───── Material supplied

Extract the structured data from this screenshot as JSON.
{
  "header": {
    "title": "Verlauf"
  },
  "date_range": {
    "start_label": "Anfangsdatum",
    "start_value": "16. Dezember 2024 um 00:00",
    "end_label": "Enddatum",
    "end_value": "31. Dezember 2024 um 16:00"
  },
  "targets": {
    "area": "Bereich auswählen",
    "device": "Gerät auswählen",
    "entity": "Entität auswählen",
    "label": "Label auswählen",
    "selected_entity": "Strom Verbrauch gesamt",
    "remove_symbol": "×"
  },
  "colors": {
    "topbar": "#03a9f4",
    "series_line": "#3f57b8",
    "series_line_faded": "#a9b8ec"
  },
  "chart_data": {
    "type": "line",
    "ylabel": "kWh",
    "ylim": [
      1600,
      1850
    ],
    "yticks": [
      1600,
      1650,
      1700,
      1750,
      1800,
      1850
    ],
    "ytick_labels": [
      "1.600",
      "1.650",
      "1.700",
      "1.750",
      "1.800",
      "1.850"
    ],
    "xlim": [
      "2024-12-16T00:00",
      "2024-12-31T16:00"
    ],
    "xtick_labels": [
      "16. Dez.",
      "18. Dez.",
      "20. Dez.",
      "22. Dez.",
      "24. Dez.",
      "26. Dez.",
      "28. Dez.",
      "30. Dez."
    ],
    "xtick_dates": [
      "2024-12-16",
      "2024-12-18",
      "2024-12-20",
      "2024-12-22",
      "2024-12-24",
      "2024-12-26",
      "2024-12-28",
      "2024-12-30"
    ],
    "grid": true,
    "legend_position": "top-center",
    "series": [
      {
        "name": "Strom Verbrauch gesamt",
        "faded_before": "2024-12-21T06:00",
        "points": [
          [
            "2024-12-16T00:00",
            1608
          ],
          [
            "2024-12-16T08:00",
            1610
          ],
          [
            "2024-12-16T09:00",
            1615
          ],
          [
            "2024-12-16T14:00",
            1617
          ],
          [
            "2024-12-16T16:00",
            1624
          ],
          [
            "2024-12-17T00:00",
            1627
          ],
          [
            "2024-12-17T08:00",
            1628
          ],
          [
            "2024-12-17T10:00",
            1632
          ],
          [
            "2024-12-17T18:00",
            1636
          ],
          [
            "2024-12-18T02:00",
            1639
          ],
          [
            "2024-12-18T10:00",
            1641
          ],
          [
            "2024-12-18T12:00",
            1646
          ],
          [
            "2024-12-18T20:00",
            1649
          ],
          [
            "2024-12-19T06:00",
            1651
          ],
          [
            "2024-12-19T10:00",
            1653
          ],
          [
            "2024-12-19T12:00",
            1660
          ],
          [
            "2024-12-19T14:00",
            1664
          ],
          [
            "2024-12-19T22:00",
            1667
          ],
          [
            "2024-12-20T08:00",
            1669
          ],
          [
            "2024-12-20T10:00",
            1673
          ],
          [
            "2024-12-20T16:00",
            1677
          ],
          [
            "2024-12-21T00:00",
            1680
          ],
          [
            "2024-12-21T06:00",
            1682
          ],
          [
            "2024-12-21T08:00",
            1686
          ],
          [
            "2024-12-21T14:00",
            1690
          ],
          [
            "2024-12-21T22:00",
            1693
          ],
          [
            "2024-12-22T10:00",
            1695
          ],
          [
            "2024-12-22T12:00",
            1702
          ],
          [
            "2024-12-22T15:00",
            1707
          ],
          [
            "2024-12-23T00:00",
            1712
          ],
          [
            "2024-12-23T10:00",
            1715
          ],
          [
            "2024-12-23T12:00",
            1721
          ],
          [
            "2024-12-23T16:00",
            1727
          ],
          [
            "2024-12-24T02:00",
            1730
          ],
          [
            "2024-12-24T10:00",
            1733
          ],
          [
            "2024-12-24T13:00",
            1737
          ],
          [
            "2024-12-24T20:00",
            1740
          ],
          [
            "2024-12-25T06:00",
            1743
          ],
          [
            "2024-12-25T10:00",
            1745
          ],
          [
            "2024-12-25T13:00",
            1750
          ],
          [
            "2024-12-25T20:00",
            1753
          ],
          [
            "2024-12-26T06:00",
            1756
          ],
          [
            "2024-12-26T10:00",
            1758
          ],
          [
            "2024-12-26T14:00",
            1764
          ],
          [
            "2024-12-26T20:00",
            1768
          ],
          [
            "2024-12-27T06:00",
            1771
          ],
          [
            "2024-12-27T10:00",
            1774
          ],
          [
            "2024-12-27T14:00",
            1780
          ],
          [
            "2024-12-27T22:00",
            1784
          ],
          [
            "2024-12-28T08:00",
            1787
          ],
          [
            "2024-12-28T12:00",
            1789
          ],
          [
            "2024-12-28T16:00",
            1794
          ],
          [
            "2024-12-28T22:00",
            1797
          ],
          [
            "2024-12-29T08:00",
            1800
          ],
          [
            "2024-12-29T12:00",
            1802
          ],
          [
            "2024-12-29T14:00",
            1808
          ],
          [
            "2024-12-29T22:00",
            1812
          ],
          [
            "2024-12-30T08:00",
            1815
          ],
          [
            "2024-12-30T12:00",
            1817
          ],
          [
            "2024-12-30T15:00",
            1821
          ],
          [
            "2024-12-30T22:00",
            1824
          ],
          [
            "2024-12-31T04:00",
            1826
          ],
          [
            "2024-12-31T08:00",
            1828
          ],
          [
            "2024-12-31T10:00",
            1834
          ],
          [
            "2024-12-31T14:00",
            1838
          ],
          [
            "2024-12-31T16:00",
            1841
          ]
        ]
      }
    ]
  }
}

──────────
───── Material supplied

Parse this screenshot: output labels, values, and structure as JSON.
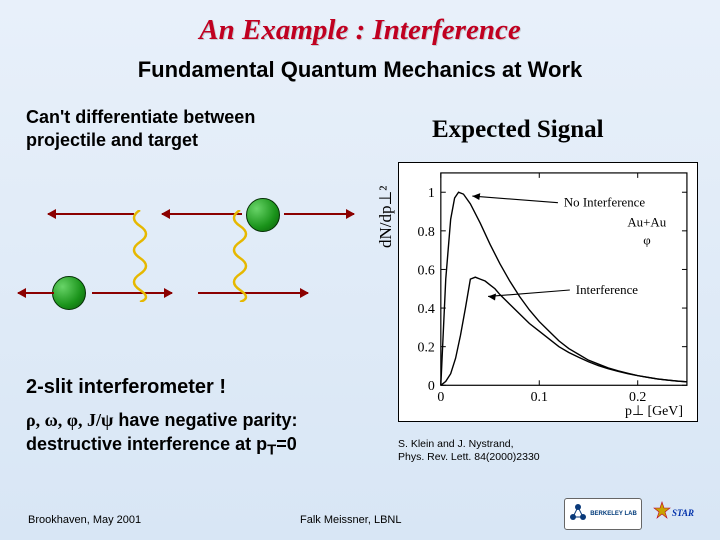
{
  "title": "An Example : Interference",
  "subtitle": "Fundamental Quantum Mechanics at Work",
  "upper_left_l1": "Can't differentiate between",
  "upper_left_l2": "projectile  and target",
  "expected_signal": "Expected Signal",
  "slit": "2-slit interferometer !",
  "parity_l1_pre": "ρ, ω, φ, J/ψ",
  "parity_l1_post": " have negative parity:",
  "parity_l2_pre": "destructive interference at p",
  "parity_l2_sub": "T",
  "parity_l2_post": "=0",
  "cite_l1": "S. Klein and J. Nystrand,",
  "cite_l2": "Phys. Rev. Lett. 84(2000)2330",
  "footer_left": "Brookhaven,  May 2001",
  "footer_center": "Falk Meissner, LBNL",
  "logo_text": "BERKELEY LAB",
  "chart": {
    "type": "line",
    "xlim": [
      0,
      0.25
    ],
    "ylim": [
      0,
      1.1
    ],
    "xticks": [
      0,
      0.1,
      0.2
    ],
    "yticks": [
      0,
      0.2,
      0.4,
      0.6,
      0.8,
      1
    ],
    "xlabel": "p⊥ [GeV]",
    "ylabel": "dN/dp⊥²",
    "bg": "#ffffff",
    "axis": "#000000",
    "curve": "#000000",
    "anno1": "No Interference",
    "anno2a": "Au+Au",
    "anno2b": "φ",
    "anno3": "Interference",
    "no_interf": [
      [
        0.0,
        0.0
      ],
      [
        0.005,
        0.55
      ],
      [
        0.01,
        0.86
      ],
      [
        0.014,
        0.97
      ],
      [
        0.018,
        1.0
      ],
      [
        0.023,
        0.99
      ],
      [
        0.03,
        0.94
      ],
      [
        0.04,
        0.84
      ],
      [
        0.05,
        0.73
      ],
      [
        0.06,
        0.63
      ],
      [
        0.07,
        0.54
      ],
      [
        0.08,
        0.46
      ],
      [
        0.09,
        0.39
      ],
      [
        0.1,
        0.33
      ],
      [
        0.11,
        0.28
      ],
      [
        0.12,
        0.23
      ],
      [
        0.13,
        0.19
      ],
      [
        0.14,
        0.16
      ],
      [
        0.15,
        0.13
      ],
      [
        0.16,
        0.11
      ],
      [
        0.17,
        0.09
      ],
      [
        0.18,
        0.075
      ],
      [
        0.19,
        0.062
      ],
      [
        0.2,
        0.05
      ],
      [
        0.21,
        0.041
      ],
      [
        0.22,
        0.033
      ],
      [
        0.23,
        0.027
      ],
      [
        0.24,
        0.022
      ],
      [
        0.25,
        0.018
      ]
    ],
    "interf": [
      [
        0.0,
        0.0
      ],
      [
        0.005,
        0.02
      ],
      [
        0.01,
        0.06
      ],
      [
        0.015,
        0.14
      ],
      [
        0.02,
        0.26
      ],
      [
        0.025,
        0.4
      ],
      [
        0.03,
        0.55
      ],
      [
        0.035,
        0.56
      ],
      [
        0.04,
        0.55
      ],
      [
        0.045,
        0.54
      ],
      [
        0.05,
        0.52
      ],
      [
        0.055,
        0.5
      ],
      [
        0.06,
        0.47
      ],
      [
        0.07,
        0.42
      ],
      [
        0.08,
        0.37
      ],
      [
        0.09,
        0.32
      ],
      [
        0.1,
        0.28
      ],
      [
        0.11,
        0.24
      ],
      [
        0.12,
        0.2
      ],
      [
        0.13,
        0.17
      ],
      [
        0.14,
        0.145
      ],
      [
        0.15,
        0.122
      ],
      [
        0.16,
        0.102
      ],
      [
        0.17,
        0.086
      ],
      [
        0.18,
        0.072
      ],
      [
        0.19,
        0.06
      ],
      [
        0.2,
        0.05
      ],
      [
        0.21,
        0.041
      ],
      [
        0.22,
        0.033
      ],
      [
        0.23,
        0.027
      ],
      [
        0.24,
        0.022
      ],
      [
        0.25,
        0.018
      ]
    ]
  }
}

──────────
───── Material supplied

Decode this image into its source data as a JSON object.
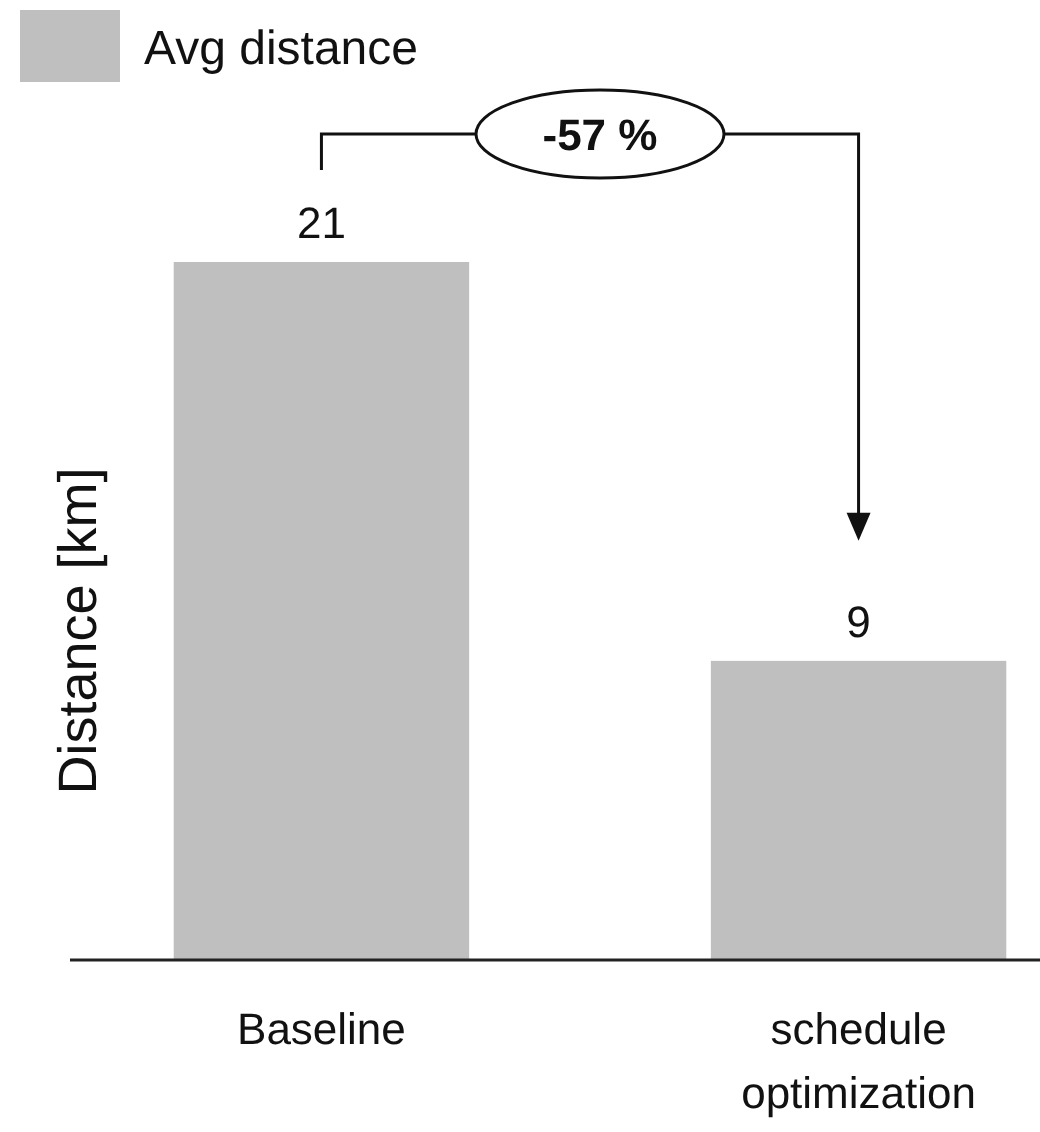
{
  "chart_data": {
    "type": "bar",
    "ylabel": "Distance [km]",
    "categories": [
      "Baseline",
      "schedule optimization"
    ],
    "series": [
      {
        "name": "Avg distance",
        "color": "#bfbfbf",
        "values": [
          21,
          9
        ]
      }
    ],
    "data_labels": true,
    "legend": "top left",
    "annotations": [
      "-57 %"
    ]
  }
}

──────────

Short problem
Go through the entries and return each line where the word "this" appears.

Task output
Extract the structured data from this screenshot as JSON.
Parse this screenshot: output labels, values, and structure as JSON.
Decode this image into its source data as a JSON object.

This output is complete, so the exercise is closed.